- [Given instruction] Copy the material from its first line through the line with "tile-seasonal-favorites[interactable]: SEASONAL FAVORITES", swapping "MY CART" for "MY BAG" and leaving everything else unchanged.

- [Recorded information]
%%
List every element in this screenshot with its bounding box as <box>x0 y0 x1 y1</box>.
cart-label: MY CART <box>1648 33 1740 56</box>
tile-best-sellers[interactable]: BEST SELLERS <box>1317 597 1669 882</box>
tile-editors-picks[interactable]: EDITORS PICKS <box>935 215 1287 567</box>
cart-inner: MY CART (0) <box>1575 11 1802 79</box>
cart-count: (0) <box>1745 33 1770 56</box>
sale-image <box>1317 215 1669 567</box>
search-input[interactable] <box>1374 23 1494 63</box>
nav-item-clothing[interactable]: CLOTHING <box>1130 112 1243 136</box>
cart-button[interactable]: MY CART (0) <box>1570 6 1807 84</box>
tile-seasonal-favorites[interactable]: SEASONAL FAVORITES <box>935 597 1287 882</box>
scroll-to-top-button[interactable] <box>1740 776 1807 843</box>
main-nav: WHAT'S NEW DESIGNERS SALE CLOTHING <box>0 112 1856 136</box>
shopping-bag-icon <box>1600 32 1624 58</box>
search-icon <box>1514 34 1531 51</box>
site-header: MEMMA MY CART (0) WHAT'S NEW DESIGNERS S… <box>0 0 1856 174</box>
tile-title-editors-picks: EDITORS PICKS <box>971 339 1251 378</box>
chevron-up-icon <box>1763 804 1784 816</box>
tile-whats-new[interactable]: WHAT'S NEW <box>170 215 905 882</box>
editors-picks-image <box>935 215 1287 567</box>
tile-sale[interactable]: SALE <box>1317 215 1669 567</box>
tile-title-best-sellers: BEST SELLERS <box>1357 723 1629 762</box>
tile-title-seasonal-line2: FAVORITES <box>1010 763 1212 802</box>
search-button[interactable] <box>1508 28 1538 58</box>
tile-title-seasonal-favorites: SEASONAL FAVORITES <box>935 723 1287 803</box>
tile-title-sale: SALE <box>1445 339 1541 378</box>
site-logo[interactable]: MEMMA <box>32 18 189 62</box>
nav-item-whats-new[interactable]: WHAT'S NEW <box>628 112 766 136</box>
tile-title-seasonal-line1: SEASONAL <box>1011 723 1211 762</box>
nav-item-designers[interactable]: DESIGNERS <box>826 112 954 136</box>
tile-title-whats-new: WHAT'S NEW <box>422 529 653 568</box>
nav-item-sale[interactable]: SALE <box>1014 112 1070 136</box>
%%
- [Answer to this task]
List every element in this screenshot with its bounding box as <box>x0 y0 x1 y1</box>.
cart-label: MY BAG <box>1648 33 1740 56</box>
tile-best-sellers[interactable]: BEST SELLERS <box>1317 597 1669 882</box>
tile-editors-picks[interactable]: EDITORS PICKS <box>935 215 1287 567</box>
cart-inner: MY BAG (0) <box>1575 11 1802 79</box>
cart-count: (0) <box>1745 33 1770 56</box>
sale-image <box>1317 215 1669 567</box>
search-input[interactable] <box>1374 23 1494 63</box>
nav-item-clothing[interactable]: CLOTHING <box>1130 112 1243 136</box>
cart-button[interactable]: MY BAG (0) <box>1570 6 1807 84</box>
tile-seasonal-favorites[interactable]: SEASONAL FAVORITES <box>935 597 1287 882</box>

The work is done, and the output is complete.